**What to produce**
Find every line of the listing below where "Close" appears, and copy it.
[start Entries supplied]
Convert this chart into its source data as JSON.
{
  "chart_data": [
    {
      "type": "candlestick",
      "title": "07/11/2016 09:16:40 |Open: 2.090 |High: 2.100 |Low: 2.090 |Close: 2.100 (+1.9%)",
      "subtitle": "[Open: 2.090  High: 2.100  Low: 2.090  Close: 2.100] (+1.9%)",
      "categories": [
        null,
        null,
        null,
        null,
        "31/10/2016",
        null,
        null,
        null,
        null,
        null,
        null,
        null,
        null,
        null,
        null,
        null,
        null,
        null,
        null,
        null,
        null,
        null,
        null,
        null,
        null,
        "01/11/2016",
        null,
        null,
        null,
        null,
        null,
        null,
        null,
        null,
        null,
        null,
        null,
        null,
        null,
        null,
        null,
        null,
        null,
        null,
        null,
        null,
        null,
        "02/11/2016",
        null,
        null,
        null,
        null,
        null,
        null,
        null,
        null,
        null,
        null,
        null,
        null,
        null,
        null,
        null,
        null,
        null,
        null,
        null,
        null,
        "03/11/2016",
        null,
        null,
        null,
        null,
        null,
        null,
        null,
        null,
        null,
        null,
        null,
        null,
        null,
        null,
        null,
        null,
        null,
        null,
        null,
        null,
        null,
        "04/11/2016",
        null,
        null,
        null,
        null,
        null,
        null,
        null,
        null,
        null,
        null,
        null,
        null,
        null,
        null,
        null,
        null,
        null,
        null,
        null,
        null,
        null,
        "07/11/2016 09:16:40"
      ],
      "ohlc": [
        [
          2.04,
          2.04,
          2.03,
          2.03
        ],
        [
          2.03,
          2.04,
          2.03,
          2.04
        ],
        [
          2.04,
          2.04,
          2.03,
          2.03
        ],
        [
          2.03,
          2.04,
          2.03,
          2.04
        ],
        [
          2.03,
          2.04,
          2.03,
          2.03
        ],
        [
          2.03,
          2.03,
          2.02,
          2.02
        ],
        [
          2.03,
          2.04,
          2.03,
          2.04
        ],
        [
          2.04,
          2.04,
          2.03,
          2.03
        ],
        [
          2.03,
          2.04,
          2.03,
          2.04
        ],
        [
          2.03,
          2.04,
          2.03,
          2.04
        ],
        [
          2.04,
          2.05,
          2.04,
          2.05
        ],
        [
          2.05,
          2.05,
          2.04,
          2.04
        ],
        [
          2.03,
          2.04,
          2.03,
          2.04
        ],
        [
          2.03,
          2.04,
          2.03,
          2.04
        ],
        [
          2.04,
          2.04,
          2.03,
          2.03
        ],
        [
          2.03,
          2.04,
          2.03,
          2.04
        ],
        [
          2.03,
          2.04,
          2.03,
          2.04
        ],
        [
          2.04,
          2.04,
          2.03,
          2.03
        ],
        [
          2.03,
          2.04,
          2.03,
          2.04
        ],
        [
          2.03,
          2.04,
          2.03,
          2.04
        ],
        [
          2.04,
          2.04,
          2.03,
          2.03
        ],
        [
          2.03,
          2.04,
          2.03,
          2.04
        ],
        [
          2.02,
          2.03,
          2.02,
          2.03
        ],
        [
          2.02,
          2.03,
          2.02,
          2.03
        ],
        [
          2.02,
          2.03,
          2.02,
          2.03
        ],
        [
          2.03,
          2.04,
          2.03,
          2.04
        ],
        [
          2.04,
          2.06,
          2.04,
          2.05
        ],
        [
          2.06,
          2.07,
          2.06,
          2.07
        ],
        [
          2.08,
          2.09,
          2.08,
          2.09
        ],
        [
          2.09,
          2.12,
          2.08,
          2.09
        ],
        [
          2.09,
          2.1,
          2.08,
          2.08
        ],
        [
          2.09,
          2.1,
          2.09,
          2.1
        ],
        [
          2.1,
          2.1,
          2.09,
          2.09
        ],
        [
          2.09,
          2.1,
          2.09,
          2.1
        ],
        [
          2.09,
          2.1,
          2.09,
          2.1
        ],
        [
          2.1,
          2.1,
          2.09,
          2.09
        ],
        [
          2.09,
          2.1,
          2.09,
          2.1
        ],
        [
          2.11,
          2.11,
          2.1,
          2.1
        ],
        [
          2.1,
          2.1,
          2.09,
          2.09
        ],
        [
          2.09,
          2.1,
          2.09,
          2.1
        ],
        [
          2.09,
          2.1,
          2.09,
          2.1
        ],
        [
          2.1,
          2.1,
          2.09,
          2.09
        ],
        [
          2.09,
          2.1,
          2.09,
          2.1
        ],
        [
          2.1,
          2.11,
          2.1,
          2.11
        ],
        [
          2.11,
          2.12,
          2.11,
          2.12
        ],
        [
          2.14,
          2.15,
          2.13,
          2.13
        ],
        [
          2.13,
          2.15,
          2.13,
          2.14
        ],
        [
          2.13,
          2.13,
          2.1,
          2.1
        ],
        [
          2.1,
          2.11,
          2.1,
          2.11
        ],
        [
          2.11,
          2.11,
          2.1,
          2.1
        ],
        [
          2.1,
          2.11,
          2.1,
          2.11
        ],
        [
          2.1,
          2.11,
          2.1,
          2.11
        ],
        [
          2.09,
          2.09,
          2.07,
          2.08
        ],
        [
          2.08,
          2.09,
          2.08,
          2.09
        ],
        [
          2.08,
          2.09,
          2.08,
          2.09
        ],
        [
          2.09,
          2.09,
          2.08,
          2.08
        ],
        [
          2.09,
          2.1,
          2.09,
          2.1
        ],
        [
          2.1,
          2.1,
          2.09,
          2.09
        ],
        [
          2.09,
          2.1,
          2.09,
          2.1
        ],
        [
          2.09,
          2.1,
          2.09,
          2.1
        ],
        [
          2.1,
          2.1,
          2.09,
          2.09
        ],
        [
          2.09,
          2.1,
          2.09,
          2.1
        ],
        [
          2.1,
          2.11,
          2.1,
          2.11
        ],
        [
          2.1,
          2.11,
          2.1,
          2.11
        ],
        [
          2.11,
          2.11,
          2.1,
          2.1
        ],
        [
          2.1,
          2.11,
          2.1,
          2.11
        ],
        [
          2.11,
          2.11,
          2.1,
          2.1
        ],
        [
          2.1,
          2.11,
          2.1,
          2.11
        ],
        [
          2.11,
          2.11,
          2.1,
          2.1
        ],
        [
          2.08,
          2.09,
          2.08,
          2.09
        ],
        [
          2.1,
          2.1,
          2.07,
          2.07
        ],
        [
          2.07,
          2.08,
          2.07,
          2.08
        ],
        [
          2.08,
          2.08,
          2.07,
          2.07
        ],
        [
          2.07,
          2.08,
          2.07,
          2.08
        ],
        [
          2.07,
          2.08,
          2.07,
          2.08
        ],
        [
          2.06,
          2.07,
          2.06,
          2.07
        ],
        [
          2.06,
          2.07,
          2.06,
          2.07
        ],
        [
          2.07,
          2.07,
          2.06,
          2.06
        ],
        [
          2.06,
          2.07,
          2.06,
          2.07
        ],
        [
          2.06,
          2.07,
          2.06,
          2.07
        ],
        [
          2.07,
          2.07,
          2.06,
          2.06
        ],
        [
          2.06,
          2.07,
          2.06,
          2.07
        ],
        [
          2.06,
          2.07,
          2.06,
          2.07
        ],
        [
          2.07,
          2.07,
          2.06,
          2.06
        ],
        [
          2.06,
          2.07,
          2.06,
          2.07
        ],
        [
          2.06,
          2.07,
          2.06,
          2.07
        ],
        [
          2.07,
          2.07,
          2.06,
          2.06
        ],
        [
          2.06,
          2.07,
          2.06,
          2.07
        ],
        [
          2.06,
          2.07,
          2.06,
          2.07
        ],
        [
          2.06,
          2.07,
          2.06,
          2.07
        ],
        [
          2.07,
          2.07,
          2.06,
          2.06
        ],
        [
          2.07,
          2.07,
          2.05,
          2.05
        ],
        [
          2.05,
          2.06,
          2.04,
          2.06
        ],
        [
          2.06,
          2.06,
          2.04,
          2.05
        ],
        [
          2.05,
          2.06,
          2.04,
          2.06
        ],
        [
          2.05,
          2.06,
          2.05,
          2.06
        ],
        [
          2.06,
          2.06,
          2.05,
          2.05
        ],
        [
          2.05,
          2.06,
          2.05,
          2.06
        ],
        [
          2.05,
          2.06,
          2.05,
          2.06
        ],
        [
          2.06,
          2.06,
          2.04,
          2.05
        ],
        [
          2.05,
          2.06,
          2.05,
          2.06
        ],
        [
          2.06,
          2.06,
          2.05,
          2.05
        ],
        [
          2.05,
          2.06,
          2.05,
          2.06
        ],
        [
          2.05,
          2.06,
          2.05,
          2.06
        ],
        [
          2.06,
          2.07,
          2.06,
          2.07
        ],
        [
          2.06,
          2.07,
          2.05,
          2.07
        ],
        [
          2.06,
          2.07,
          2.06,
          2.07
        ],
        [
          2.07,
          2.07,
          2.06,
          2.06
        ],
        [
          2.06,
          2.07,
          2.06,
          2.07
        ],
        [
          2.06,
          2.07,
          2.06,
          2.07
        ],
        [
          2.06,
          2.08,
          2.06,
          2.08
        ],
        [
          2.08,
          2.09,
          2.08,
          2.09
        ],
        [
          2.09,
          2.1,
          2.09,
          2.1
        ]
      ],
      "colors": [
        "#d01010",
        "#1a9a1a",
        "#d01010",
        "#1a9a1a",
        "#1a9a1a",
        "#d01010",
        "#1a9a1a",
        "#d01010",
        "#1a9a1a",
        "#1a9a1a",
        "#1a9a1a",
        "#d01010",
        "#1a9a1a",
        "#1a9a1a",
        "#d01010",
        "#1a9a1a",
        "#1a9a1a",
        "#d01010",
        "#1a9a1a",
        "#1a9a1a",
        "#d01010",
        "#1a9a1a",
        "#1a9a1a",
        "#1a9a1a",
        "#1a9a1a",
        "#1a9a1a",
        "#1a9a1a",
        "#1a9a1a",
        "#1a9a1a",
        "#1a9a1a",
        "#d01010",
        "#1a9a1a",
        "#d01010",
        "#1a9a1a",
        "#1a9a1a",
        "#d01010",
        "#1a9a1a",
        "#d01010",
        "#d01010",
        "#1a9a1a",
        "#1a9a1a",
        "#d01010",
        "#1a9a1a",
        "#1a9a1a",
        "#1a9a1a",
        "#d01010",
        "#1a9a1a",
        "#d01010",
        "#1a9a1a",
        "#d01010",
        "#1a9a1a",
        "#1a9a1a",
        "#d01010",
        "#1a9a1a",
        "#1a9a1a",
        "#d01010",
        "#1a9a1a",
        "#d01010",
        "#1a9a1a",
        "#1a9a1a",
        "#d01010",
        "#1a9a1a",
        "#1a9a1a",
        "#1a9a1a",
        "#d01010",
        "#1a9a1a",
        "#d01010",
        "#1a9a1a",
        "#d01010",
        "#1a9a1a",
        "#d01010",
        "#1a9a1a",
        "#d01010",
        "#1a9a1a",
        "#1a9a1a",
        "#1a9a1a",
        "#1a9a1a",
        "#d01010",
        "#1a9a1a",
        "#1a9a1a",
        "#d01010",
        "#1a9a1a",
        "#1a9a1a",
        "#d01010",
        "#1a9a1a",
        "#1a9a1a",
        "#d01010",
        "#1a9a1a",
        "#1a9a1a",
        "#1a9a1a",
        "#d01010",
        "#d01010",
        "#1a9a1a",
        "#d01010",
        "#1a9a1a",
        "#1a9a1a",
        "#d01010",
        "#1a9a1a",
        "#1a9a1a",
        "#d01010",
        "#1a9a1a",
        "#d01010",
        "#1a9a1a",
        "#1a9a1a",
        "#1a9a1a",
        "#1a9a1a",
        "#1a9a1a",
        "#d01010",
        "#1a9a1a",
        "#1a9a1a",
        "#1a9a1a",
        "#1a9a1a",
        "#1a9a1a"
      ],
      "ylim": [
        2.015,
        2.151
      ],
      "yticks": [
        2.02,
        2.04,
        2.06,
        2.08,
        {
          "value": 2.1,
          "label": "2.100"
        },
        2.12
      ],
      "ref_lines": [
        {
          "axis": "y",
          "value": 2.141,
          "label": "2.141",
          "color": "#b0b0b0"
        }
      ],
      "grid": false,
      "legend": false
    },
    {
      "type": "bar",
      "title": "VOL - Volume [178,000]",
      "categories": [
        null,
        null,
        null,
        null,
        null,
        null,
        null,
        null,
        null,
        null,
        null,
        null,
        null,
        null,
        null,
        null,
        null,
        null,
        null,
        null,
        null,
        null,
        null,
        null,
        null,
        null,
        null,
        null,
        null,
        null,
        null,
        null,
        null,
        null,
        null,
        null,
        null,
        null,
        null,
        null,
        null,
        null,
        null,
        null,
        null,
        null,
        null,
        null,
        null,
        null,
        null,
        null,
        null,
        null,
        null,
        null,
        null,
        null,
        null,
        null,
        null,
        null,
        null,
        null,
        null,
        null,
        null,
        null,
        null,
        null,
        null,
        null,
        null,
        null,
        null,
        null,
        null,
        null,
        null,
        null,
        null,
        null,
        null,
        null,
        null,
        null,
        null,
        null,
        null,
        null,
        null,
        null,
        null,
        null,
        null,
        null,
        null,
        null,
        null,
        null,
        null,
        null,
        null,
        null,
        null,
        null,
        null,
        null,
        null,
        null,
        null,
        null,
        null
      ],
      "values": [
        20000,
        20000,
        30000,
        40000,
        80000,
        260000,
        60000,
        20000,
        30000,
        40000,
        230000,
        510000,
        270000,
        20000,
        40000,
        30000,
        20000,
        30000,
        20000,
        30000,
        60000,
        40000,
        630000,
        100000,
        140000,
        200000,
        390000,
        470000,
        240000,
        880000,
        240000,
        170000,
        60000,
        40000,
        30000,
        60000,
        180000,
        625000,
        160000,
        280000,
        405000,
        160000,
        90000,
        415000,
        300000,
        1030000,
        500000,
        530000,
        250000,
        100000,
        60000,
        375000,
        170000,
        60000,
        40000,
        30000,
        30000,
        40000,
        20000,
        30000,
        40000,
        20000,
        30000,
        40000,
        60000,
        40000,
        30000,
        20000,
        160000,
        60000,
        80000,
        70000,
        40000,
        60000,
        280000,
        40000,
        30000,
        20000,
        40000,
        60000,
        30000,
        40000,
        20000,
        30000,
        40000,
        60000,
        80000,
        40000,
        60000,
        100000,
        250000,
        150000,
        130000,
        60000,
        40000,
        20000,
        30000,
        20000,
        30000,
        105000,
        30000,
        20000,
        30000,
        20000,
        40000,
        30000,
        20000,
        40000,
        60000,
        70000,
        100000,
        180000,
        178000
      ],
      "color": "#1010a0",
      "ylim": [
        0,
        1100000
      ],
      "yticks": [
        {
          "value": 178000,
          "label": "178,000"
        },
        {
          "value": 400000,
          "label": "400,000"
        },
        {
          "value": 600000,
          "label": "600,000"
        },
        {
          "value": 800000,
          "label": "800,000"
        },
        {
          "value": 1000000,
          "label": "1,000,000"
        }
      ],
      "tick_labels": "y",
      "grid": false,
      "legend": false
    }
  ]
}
[end Entries supplied]
**Final result**
      "title": "07/11/2016 09:16:40 |Open: 2.090 |High: 2.100 |Low: 2.090 |Close: 2.100 (+1.9%)",
      "subtitle": "[Open: 2.090  High: 2.100  Low: 2.090  Close: 2.100] (+1.9%)",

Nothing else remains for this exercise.